[Raw records]
-- start --
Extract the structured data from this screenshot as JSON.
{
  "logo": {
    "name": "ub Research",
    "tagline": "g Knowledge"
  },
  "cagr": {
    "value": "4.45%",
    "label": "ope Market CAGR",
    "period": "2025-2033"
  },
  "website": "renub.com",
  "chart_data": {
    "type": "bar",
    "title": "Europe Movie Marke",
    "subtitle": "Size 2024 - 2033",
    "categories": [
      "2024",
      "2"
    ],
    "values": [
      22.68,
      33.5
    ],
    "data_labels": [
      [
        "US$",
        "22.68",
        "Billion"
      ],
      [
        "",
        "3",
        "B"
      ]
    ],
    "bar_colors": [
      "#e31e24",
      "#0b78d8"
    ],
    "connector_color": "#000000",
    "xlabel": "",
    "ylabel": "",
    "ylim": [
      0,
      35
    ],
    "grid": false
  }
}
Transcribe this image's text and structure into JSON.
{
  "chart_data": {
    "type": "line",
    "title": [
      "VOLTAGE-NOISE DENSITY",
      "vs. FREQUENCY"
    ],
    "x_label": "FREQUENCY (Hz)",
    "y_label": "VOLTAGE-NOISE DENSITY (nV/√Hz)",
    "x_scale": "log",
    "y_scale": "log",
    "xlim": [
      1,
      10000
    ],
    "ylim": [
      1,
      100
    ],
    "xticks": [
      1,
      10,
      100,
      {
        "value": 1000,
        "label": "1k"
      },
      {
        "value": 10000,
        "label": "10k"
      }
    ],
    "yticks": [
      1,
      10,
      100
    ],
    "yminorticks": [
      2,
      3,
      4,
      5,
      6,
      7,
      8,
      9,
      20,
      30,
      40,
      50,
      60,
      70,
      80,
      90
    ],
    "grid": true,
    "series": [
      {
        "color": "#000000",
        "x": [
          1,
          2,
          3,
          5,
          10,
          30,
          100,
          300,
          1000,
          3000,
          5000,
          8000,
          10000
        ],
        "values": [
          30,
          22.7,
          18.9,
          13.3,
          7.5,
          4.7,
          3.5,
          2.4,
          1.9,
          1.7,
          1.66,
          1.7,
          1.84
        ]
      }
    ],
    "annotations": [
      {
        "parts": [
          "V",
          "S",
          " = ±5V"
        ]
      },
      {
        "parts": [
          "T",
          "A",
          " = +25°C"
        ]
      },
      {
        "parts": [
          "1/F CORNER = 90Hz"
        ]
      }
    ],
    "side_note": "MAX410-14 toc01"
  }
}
-- end --
Short task ->
Print every record above exactly as written.

Output ->
Extract the structured data from this screenshot as JSON.
{
  "logo": {
    "name": "ub Research",
    "tagline": "g Knowledge"
  },
  "cagr": {
    "value": "4.45%",
    "label": "ope Market CAGR",
    "period": "2025-2033"
  },
  "website": "renub.com",
  "chart_data": {
    "type": "bar",
    "title": "Europe Movie Marke",
    "subtitle": "Size 2024 - 2033",
    "categories": [
      "2024",
      "2"
    ],
    "values": [
      22.68,
      33.5
    ],
    "data_labels": [
      [
        "US$",
        "22.68",
        "Billion"
      ],
      [
        "",
        "3",
        "B"
      ]
    ],
    "bar_colors": [
      "#e31e24",
      "#0b78d8"
    ],
    "connector_color": "#000000",
    "xlabel": "",
    "ylabel": "",
    "ylim": [
      0,
      35
    ],
    "grid": false
  }
}
Transcribe this image's text and structure into JSON.
{
  "chart_data": {
    "type": "line",
    "title": [
      "VOLTAGE-NOISE DENSITY",
      "vs. FREQUENCY"
    ],
    "x_label": "FREQUENCY (Hz)",
    "y_label": "VOLTAGE-NOISE DENSITY (nV/√Hz)",
    "x_scale": "log",
    "y_scale": "log",
    "xlim": [
      1,
      10000
    ],
    "ylim": [
      1,
      100
    ],
    "xticks": [
      1,
      10,
      100,
      {
        "value": 1000,
        "label": "1k"
      },
      {
        "value": 10000,
        "label": "10k"
      }
    ],
    "yticks": [
      1,
      10,
      100
    ],
    "yminorticks": [
      2,
      3,
      4,
      5,
      6,
      7,
      8,
      9,
      20,
      30,
      40,
      50,
      60,
      70,
      80,
      90
    ],
    "grid": true,
    "series": [
      {
        "color": "#000000",
        "x": [
          1,
          2,
          3,
          5,
          10,
          30,
          100,
          300,
          1000,
          3000,
          5000,
          8000,
          10000
        ],
        "values": [
          30,
          22.7,
          18.9,
          13.3,
          7.5,
          4.7,
          3.5,
          2.4,
          1.9,
          1.7,
          1.66,
          1.7,
          1.84
        ]
      }
    ],
    "annotations": [
      {
        "parts": [
          "V",
          "S",
          " = ±5V"
        ]
      },
      {
        "parts": [
          "T",
          "A",
          " = +25°C"
        ]
      },
      {
        "parts": [
          "1/F CORNER = 90Hz"
        ]
      }
    ],
    "side_note": "MAX410-14 toc01"
  }
}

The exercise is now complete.